▸ **EXERCISE AIM**
Go through the records and show each line where the word "values" occurs.

▸ **MATERIAL TO PROCESS**
^^^^^^^^

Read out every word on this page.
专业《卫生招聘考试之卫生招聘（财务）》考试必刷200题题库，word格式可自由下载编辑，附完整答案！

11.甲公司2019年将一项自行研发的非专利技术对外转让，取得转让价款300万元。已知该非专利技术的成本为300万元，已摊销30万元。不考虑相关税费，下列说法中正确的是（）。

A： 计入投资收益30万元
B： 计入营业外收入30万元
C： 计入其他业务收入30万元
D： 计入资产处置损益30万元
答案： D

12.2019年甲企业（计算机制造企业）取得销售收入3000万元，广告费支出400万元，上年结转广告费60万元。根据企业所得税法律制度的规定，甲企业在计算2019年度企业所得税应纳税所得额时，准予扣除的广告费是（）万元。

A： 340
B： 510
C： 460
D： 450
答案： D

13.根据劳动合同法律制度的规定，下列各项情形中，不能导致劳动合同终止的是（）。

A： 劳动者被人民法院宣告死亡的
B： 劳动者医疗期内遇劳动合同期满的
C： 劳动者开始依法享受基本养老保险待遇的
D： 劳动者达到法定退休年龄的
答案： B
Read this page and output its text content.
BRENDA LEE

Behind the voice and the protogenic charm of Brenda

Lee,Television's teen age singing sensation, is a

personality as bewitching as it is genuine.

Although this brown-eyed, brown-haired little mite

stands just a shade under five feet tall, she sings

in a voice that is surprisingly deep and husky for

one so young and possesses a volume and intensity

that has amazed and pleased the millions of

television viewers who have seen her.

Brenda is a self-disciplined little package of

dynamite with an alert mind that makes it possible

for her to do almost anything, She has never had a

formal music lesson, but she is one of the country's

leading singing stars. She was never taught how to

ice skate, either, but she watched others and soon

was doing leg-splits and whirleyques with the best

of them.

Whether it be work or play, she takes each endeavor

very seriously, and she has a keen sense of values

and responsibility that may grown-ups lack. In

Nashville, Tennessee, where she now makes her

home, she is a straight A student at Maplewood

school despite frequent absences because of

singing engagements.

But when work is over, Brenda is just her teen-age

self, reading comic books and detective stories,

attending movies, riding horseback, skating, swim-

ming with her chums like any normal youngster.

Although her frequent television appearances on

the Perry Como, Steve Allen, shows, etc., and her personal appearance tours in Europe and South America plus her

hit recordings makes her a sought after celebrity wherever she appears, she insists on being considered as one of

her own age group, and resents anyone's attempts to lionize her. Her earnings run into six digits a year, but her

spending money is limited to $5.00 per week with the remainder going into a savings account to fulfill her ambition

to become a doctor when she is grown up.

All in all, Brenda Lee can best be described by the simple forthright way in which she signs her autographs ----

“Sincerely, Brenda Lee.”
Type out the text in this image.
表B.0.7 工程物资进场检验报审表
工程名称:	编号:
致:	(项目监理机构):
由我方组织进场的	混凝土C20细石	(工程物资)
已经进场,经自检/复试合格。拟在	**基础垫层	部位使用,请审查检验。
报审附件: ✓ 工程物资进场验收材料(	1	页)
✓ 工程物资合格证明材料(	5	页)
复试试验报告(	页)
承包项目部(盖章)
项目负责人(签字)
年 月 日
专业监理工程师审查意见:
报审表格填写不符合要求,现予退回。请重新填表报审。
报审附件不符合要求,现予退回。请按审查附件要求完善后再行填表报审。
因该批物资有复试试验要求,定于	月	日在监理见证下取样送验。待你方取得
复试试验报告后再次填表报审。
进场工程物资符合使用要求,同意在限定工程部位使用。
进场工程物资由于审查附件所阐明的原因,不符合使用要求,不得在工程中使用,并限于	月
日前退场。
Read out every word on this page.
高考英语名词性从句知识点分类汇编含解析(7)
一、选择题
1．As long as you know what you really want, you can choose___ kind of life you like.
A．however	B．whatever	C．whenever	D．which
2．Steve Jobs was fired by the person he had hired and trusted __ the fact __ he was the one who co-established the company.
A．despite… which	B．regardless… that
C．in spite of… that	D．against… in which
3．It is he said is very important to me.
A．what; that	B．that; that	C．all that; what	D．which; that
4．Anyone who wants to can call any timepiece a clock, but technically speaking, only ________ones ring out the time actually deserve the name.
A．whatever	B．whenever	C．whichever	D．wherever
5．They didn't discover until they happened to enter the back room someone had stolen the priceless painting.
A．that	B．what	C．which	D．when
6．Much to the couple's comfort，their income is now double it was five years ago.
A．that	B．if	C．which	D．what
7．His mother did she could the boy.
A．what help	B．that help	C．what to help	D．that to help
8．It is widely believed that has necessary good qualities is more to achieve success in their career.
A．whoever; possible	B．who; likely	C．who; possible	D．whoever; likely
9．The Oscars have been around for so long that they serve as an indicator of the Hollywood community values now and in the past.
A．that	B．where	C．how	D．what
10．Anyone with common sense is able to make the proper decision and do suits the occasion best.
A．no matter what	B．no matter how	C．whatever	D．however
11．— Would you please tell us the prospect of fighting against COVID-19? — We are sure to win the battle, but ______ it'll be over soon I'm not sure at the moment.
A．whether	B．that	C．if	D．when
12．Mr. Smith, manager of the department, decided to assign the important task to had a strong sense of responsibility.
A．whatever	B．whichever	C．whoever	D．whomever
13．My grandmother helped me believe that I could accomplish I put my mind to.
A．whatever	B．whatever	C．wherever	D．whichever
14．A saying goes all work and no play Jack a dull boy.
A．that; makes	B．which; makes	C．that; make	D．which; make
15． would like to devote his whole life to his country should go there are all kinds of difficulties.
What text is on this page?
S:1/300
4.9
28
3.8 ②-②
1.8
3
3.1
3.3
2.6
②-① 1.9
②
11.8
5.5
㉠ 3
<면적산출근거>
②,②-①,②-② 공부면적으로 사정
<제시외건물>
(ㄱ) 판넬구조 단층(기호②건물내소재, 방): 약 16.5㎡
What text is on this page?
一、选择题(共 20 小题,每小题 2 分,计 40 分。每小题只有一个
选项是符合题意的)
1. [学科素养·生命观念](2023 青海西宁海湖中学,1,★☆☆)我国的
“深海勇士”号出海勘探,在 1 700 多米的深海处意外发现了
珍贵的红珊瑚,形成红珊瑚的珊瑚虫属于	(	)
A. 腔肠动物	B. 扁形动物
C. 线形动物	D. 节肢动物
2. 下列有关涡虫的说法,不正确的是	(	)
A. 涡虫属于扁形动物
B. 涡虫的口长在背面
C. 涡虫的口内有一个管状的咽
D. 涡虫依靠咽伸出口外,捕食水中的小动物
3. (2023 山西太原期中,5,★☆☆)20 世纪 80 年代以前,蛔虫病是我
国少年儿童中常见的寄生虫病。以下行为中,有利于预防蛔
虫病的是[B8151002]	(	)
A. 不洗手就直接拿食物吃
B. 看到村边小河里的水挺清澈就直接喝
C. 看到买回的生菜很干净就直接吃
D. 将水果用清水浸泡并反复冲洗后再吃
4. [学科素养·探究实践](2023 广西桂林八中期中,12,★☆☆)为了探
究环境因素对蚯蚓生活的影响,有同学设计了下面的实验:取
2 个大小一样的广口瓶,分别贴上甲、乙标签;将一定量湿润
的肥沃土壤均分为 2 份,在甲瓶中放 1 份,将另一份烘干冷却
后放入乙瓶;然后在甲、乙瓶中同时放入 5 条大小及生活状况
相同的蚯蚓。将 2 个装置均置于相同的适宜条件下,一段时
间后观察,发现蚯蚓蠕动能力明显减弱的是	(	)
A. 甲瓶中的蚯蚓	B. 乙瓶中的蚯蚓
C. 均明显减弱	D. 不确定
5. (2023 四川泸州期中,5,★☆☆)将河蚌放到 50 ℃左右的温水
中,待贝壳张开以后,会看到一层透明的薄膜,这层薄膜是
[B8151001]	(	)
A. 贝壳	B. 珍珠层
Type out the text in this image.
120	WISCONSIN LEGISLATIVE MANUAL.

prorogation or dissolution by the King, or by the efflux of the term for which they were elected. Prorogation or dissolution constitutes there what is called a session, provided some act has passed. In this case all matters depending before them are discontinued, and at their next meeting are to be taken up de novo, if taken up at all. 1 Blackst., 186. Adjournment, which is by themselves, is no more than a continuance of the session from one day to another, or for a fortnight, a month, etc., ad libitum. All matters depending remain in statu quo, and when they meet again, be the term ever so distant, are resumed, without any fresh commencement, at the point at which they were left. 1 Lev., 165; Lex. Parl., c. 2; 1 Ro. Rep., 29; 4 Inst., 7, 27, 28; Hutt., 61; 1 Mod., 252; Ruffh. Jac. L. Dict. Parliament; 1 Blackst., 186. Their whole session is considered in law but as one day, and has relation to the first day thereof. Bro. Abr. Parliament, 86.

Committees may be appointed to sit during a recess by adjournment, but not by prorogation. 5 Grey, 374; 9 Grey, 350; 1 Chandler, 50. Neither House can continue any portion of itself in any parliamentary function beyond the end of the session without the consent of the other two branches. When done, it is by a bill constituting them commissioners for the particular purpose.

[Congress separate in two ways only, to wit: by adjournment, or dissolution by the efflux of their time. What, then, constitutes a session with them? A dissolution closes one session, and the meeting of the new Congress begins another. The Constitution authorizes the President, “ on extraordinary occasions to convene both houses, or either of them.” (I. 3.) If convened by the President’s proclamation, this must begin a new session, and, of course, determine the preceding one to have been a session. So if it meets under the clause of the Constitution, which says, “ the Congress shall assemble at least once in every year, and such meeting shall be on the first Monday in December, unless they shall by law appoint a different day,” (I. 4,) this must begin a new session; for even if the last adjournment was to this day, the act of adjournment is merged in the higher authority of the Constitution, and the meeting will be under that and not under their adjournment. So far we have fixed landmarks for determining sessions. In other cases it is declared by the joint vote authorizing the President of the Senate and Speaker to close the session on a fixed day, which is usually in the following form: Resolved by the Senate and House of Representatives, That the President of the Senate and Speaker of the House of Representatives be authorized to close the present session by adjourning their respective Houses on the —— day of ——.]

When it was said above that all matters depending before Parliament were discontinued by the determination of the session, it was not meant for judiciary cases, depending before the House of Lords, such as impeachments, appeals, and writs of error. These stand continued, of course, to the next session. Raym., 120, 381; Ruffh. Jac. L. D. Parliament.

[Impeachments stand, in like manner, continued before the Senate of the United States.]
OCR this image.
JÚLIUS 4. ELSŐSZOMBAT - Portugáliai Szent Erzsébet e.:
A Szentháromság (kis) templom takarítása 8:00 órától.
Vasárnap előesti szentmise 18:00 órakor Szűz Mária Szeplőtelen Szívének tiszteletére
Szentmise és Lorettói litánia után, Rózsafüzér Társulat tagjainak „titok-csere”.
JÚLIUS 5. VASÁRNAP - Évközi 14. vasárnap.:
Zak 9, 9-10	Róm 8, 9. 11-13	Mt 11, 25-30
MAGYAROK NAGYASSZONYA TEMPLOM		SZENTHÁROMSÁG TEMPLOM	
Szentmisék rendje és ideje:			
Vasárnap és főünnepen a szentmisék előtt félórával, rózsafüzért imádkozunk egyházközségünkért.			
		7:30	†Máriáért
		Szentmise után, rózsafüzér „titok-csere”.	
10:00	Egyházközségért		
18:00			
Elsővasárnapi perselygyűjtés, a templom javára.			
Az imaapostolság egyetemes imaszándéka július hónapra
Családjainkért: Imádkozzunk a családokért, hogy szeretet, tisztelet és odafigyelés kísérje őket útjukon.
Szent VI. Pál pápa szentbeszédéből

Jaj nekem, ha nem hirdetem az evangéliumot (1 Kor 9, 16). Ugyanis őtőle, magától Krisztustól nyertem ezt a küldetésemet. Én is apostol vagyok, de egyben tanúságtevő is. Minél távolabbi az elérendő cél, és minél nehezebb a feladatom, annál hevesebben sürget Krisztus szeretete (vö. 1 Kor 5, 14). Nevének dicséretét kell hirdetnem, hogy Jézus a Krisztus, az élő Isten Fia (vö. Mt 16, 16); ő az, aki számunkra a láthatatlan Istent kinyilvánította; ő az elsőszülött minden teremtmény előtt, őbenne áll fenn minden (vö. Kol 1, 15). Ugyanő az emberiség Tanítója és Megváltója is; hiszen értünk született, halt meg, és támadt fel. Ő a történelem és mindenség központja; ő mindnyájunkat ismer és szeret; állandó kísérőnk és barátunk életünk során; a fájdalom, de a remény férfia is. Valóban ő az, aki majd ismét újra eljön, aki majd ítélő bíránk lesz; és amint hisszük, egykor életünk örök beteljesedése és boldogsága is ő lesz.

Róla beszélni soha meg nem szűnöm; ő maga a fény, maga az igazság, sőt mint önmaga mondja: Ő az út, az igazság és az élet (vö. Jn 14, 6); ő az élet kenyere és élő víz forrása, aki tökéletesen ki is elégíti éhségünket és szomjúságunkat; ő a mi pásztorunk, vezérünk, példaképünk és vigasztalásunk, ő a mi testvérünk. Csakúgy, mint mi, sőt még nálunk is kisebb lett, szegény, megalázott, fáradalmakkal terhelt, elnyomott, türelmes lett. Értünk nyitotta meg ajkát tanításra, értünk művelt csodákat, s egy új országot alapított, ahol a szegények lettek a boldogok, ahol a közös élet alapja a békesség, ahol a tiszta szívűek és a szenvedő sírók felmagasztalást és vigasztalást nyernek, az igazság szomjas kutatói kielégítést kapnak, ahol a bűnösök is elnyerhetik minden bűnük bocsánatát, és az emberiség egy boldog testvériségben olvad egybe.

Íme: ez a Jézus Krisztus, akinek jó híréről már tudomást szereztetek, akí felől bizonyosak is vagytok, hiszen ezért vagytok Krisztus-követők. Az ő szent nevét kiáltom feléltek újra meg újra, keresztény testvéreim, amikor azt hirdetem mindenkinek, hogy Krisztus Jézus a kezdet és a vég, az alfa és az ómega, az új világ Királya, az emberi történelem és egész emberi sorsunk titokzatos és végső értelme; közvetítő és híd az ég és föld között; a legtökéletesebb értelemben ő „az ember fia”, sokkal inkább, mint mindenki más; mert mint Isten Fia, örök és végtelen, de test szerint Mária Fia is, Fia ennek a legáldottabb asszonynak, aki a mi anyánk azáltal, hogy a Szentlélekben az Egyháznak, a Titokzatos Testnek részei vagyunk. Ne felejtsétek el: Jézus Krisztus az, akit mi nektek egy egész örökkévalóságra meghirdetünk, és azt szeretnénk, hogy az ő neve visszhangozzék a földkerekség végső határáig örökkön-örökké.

^^^^^^^^

▸ **REPLY TO THE TASK**
very seriously, and she has a keen sense of values
9．The Oscars have been around for so long that they serve as an indicator of the Hollywood community values now and in the past.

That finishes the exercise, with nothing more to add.